● **TASK PROMPT**:
Pull every line containing the word "power" from the records.

● **ITEMS**:
****
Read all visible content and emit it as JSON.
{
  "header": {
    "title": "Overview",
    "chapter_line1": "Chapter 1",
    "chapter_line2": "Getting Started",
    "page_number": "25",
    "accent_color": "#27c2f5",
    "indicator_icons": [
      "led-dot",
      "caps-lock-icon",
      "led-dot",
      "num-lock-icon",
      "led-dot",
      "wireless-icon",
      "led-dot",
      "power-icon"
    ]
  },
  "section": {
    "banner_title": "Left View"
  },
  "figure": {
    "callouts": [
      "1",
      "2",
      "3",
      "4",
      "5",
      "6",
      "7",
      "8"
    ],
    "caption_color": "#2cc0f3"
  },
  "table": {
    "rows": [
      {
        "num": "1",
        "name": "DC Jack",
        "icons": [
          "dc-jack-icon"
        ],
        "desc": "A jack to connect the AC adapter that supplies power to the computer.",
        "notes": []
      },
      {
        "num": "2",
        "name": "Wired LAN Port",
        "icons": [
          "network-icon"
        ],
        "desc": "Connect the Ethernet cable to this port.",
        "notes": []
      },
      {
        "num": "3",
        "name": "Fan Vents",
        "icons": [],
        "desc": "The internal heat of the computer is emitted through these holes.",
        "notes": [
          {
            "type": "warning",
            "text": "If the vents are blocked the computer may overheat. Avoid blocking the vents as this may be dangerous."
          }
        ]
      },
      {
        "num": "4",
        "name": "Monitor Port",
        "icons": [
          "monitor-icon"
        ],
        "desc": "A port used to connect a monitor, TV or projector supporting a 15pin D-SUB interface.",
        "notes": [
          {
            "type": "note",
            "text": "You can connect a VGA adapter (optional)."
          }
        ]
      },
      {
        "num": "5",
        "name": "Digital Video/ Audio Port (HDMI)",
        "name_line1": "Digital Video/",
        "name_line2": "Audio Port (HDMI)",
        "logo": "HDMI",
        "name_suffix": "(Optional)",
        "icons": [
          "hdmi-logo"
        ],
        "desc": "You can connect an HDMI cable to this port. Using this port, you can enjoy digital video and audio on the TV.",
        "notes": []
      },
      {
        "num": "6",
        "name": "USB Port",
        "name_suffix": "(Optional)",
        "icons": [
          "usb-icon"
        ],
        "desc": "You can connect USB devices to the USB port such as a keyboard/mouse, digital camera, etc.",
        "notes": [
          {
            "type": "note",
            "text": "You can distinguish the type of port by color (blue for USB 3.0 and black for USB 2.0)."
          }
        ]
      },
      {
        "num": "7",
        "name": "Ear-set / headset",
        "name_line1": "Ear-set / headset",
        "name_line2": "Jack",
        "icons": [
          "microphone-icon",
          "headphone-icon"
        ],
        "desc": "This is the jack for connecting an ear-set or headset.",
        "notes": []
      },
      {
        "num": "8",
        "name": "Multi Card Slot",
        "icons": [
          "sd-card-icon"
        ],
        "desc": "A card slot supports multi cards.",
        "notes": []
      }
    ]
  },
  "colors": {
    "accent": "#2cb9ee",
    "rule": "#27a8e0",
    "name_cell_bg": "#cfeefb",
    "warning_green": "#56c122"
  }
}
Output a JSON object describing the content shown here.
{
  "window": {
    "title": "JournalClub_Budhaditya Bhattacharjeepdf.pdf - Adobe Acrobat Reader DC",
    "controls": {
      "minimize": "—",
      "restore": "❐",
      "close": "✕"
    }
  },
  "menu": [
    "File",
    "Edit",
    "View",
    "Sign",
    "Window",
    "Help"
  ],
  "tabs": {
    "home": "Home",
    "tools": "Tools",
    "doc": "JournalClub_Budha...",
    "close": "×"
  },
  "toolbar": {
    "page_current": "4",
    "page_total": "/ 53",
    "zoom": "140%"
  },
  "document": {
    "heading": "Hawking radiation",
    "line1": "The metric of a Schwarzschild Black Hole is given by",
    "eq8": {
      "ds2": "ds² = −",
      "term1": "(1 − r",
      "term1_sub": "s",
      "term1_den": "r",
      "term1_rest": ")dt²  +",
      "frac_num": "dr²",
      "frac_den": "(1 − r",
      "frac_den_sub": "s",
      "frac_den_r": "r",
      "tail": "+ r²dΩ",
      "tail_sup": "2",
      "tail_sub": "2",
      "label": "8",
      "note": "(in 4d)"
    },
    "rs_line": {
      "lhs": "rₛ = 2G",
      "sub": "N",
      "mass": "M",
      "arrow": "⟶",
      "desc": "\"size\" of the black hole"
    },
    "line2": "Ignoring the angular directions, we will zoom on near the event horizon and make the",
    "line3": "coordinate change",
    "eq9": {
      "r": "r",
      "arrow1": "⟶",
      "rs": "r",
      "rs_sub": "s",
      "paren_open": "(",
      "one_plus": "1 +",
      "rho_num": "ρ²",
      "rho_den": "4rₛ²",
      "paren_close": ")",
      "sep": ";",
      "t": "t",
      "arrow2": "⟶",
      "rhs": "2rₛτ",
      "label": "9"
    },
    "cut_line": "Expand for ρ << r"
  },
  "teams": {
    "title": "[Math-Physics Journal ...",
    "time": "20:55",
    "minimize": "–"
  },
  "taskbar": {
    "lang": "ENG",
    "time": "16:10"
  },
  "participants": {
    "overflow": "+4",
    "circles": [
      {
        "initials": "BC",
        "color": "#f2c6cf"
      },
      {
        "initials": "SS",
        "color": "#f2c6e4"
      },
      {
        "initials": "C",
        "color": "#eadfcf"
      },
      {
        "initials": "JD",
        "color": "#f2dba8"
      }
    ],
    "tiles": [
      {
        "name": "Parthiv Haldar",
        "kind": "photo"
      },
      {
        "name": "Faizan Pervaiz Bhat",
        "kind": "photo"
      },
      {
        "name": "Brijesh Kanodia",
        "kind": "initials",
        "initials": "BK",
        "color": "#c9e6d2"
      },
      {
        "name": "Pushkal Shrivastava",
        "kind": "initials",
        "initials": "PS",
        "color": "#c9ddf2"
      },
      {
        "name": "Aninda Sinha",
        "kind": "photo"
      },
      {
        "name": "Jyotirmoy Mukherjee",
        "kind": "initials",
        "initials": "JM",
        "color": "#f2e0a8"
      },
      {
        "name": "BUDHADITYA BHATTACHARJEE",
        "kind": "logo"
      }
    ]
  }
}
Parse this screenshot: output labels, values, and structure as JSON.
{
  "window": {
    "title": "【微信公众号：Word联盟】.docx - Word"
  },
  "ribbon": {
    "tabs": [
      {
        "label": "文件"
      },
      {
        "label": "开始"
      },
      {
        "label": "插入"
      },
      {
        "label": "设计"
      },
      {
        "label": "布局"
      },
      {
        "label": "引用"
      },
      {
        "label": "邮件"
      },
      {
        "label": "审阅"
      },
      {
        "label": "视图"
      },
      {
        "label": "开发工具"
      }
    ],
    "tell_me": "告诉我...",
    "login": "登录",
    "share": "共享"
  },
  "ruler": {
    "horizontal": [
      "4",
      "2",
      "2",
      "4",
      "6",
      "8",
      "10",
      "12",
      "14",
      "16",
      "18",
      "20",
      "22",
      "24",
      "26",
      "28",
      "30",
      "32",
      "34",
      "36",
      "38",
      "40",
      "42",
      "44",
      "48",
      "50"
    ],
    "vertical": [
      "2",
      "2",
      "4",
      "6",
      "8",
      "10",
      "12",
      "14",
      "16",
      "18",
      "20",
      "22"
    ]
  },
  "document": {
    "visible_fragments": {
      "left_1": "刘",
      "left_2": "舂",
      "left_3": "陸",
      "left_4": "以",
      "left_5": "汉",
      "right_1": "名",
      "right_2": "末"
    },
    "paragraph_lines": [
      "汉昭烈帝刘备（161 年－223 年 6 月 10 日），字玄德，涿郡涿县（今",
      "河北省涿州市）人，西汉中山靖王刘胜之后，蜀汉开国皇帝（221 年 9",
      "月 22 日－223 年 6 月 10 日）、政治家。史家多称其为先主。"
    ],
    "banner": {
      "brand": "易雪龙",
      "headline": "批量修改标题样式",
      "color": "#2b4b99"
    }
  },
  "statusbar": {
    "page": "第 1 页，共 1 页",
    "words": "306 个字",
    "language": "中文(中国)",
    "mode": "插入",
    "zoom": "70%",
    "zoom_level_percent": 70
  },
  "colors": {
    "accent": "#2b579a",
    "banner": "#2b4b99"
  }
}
****
● **ANSWER TO THE EXERCISE**:
      "power-icon"
        "desc": "A jack to connect the AC adapter that supplies power to the computer.",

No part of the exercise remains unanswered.